[Stored data entries]

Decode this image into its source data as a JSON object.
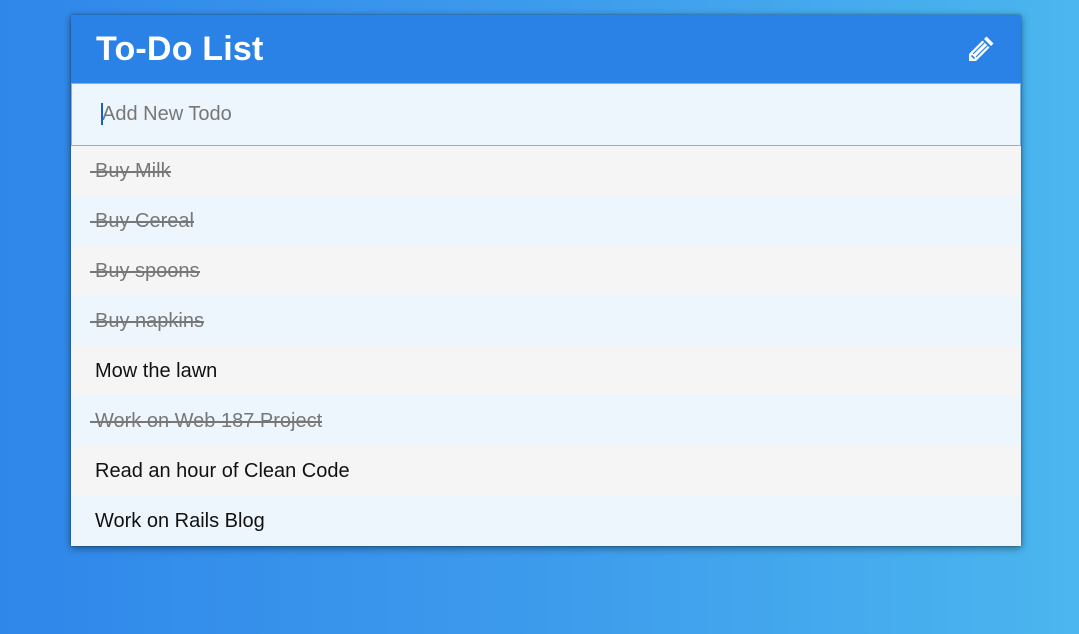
{
  "header": {
    "title": "To-Do List",
    "icon": "pencil-icon"
  },
  "new_todo": {
    "placeholder": "Add New Todo",
    "value": ""
  },
  "todos": [
    {
      "label": "Buy Milk",
      "completed": true
    },
    {
      "label": "Buy Cereal",
      "completed": true
    },
    {
      "label": "Buy spoons",
      "completed": true
    },
    {
      "label": "Buy napkins",
      "completed": true
    },
    {
      "label": "Mow the lawn",
      "completed": false
    },
    {
      "label": "Work on Web 187 Project",
      "completed": true
    },
    {
      "label": "Read an hour of Clean Code",
      "completed": false
    },
    {
      "label": "Work on Rails Blog",
      "completed": false
    }
  ],
  "colors": {
    "header": "#2a82e6",
    "background_start": "#2f87ea",
    "background_end": "#4bb6ef",
    "completed_text": "#777777"
  }
}
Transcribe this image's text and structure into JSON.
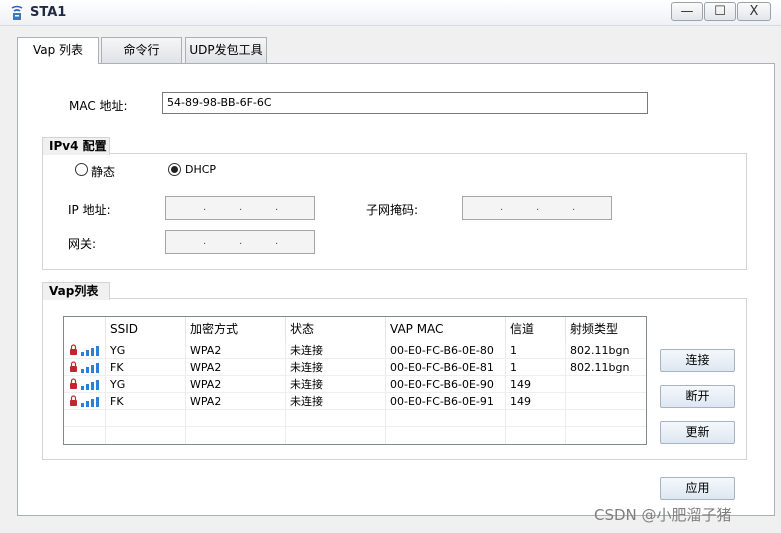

#### Problem to work on
Restate the records word for word, omitting images.

#### Reply to the task
Decode this image into its source data as a JSON object.
{
  "header": {
    "title": "To-Do List",
    "icon": "pencil-icon"
  },
  "new_todo": {
    "placeholder": "Add New Todo",
    "value": ""
  },
  "todos": [
    {
      "label": "Buy Milk",
      "completed": true
    },
    {
      "label": "Buy Cereal",
      "completed": true
    },
    {
      "label": "Buy spoons",
      "completed": true
    },
    {
      "label": "Buy napkins",
      "completed": true
    },
    {
      "label": "Mow the lawn",
      "completed": false
    },
    {
      "label": "Work on Web 187 Project",
      "completed": true
    },
    {
      "label": "Read an hour of Clean Code",
      "completed": false
    },
    {
      "label": "Work on Rails Blog",
      "completed": false
    }
  ],
  "colors": {
    "header": "#2a82e6",
    "background_start": "#2f87ea",
    "background_end": "#4bb6ef",
    "completed_text": "#777777"
  }
}
Transcribe this image's text and structure into JSON.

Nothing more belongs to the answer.